**Task brief**
Send back the entries below exactly as they appear.

**Task inputs**
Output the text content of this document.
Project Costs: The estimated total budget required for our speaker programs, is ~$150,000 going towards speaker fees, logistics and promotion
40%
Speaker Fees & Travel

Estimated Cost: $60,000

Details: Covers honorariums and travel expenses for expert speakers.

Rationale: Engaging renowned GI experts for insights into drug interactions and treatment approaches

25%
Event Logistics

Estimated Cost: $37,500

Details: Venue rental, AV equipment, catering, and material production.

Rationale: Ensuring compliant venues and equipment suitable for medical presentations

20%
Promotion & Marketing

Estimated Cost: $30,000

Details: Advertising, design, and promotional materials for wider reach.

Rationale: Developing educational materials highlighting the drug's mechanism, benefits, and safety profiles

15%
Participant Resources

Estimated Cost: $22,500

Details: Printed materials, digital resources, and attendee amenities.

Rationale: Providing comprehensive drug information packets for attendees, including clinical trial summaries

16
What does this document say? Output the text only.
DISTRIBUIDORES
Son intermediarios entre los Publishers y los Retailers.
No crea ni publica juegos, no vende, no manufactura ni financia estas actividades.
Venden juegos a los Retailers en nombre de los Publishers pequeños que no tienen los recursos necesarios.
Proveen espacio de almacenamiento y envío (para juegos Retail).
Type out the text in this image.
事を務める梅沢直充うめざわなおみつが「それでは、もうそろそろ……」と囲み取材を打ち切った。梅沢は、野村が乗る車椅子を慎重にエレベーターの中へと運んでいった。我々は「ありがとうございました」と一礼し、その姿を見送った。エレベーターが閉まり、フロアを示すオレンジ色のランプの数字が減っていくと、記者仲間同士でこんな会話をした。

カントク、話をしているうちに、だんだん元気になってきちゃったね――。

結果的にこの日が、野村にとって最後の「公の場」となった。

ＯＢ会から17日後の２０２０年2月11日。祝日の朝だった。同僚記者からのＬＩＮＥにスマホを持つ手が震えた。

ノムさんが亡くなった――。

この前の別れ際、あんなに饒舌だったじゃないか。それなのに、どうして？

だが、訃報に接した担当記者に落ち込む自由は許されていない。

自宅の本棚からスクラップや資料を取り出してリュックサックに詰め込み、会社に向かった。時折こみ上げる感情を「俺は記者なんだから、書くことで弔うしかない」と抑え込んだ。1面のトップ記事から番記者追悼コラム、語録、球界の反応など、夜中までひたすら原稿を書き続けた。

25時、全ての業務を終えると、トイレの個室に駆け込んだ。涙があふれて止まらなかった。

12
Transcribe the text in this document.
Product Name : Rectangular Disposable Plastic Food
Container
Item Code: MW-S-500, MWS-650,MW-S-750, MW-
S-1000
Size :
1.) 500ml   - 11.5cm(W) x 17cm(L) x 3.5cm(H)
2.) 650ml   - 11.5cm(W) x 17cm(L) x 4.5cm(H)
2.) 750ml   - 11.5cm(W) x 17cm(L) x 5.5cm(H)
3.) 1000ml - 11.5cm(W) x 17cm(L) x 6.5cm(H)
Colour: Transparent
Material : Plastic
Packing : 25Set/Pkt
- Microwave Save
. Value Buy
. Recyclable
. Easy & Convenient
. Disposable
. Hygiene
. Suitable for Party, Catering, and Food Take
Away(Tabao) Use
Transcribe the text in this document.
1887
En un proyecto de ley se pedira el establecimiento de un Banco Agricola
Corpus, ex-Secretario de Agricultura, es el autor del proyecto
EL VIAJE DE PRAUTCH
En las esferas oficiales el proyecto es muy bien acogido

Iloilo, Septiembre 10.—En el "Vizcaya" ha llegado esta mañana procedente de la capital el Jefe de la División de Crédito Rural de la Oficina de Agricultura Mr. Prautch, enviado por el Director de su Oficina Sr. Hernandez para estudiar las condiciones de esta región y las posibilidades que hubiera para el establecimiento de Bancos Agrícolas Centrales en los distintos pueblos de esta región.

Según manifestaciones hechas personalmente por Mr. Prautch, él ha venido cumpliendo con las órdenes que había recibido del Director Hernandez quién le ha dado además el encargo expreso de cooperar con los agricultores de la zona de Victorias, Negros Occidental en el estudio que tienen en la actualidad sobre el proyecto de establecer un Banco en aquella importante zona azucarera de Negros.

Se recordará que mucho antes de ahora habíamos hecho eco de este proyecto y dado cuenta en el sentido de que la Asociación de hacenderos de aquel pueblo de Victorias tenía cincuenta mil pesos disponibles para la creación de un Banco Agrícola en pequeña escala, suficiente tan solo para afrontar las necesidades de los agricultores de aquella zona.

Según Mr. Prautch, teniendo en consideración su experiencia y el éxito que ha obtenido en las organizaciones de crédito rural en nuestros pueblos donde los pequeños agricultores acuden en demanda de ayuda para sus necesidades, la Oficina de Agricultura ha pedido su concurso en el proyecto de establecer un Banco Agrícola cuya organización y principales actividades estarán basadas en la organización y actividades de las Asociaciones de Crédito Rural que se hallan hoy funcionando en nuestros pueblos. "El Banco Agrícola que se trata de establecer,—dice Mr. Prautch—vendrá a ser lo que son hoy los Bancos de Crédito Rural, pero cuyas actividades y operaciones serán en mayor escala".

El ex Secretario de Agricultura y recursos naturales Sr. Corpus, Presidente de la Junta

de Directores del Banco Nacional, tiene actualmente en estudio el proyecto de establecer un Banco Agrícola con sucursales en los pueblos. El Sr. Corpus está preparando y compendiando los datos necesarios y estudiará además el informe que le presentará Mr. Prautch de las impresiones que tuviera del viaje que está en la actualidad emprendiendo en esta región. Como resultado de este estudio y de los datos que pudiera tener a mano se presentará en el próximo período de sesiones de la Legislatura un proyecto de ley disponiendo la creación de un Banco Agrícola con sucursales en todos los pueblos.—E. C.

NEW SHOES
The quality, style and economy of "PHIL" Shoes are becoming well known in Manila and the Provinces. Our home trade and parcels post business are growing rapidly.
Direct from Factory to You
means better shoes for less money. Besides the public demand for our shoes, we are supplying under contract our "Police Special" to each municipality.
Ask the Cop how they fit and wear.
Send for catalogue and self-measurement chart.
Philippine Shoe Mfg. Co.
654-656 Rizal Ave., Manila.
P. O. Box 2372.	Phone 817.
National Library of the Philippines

**Final answer**
Output the text content of this document.
Project Costs: The estimated total budget required for our speaker programs, is ~$150,000 going towards speaker fees, logistics and promotion
40%
Speaker Fees & Travel

Estimated Cost: $60,000

Details: Covers honorariums and travel expenses for expert speakers.

Rationale: Engaging renowned GI experts for insights into drug interactions and treatment approaches

25%
Event Logistics

Estimated Cost: $37,500

Details: Venue rental, AV equipment, catering, and material production.

Rationale: Ensuring compliant venues and equipment suitable for medical presentations

20%
Promotion & Marketing

Estimated Cost: $30,000

Details: Advertising, design, and promotional materials for wider reach.

Rationale: Developing educational materials highlighting the drug's mechanism, benefits, and safety profiles

15%
Participant Resources

Estimated Cost: $22,500

Details: Printed materials, digital resources, and attendee amenities.

Rationale: Providing comprehensive drug information packets for attendees, including clinical trial summaries

16
What does this document say? Output the text only.
DISTRIBUIDORES
Son intermediarios entre los Publishers y los Retailers.
No crea ni publica juegos, no vende, no manufactura ni financia estas actividades.
Venden juegos a los Retailers en nombre de los Publishers pequeños que no tienen los recursos necesarios.
Proveen espacio de almacenamiento y envío (para juegos Retail).
Type out the text in this image.
事を務める梅沢直充うめざわなおみつが「それでは、もうそろそろ……」と囲み取材を打ち切った。梅沢は、野村が乗る車椅子を慎重にエレベーターの中へと運んでいった。我々は「ありがとうございました」と一礼し、その姿を見送った。エレベーターが閉まり、フロアを示すオレンジ色のランプの数字が減っていくと、記者仲間同士でこんな会話をした。

カントク、話をしているうちに、だんだん元気になってきちゃったね――。

結果的にこの日が、野村にとって最後の「公の場」となった。

ＯＢ会から17日後の２０２０年2月11日。祝日の朝だった。同僚記者からのＬＩＮＥにスマホを持つ手が震えた。

ノムさんが亡くなった――。

この前の別れ際、あんなに饒舌だったじゃないか。それなのに、どうして？

だが、訃報に接した担当記者に落ち込む自由は許されていない。

自宅の本棚からスクラップや資料を取り出してリュックサックに詰め込み、会社に向かった。時折こみ上げる感情を「俺は記者なんだから、書くことで弔うしかない」と抑え込んだ。1面のトップ記事から番記者追悼コラム、語録、球界の反応など、夜中までひたすら原稿を書き続けた。

25時、全ての業務を終えると、トイレの個室に駆け込んだ。涙があふれて止まらなかった。

12
Transcribe the text in this document.
Product Name : Rectangular Disposable Plastic Food
Container
Item Code: MW-S-500, MWS-650,MW-S-750, MW-
S-1000
Size :
1.) 500ml   - 11.5cm(W) x 17cm(L) x 3.5cm(H)
2.) 650ml   - 11.5cm(W) x 17cm(L) x 4.5cm(H)
2.) 750ml   - 11.5cm(W) x 17cm(L) x 5.5cm(H)
3.) 1000ml - 11.5cm(W) x 17cm(L) x 6.5cm(H)
Colour: Transparent
Material : Plastic
Packing : 25Set/Pkt
- Microwave Save
. Value Buy
. Recyclable
. Easy & Convenient
. Disposable
. Hygiene
. Suitable for Party, Catering, and Food Take
Away(Tabao) Use
Transcribe the text in this document.
1887
En un proyecto de ley se pedira el establecimiento de un Banco Agricola
Corpus, ex-Secretario de Agricultura, es el autor del proyecto
EL VIAJE DE PRAUTCH
En las esferas oficiales el proyecto es muy bien acogido

Iloilo, Septiembre 10.—En el "Vizcaya" ha llegado esta mañana procedente de la capital el Jefe de la División de Crédito Rural de la Oficina de Agricultura Mr. Prautch, enviado por el Director de su Oficina Sr. Hernandez para estudiar las condiciones de esta región y las posibilidades que hubiera para el establecimiento de Bancos Agrícolas Centrales en los distintos pueblos de esta región.

Según manifestaciones hechas personalmente por Mr. Prautch, él ha venido cumpliendo con las órdenes que había recibido del Director Hernandez quién le ha dado además el encargo expreso de cooperar con los agricultores de la zona de Victorias, Negros Occidental en el estudio que tienen en la actualidad sobre el proyecto de establecer un Banco en aquella importante zona azucarera de Negros.

Se recordará que mucho antes de ahora habíamos hecho eco de este proyecto y dado cuenta en el sentido de que la Asociación de hacenderos de aquel pueblo de Victorias tenía cincuenta mil pesos disponibles para la creación de un Banco Agrícola en pequeña escala, suficiente tan solo para afrontar las necesidades de los agricultores de aquella zona.

Según Mr. Prautch, teniendo en consideración su experiencia y el éxito que ha obtenido en las organizaciones de crédito rural en nuestros pueblos donde los pequeños agricultores acuden en demanda de ayuda para sus necesidades, la Oficina de Agricultura ha pedido su concurso en el proyecto de establecer un Banco Agrícola cuya organización y principales actividades estarán basadas en la organización y actividades de las Asociaciones de Crédito Rural que se hallan hoy funcionando en nuestros pueblos. "El Banco Agrícola que se trata de establecer,—dice Mr. Prautch—vendrá a ser lo que son hoy los Bancos de Crédito Rural, pero cuyas actividades y operaciones serán en mayor escala".

El ex Secretario de Agricultura y recursos naturales Sr. Corpus, Presidente de la Junta

de Directores del Banco Nacional, tiene actualmente en estudio el proyecto de establecer un Banco Agrícola con sucursales en los pueblos. El Sr. Corpus está preparando y compendiando los datos necesarios y estudiará además el informe que le presentará Mr. Prautch de las impresiones que tuviera del viaje que está en la actualidad emprendiendo en esta región. Como resultado de este estudio y de los datos que pudiera tener a mano se presentará en el próximo período de sesiones de la Legislatura un proyecto de ley disponiendo la creación de un Banco Agrícola con sucursales en todos los pueblos.—E. C.

NEW SHOES
The quality, style and economy of "PHIL" Shoes are becoming well known in Manila and the Provinces. Our home trade and parcels post business are growing rapidly.
Direct from Factory to You
means better shoes for less money. Besides the public demand for our shoes, we are supplying under contract our "Police Special" to each municipality.
Ask the Cop how they fit and wear.
Send for catalogue and self-measurement chart.
Philippine Shoe Mfg. Co.
654-656 Rizal Ave., Manila.
P. O. Box 2372.	Phone 817.
National Library of the Philippines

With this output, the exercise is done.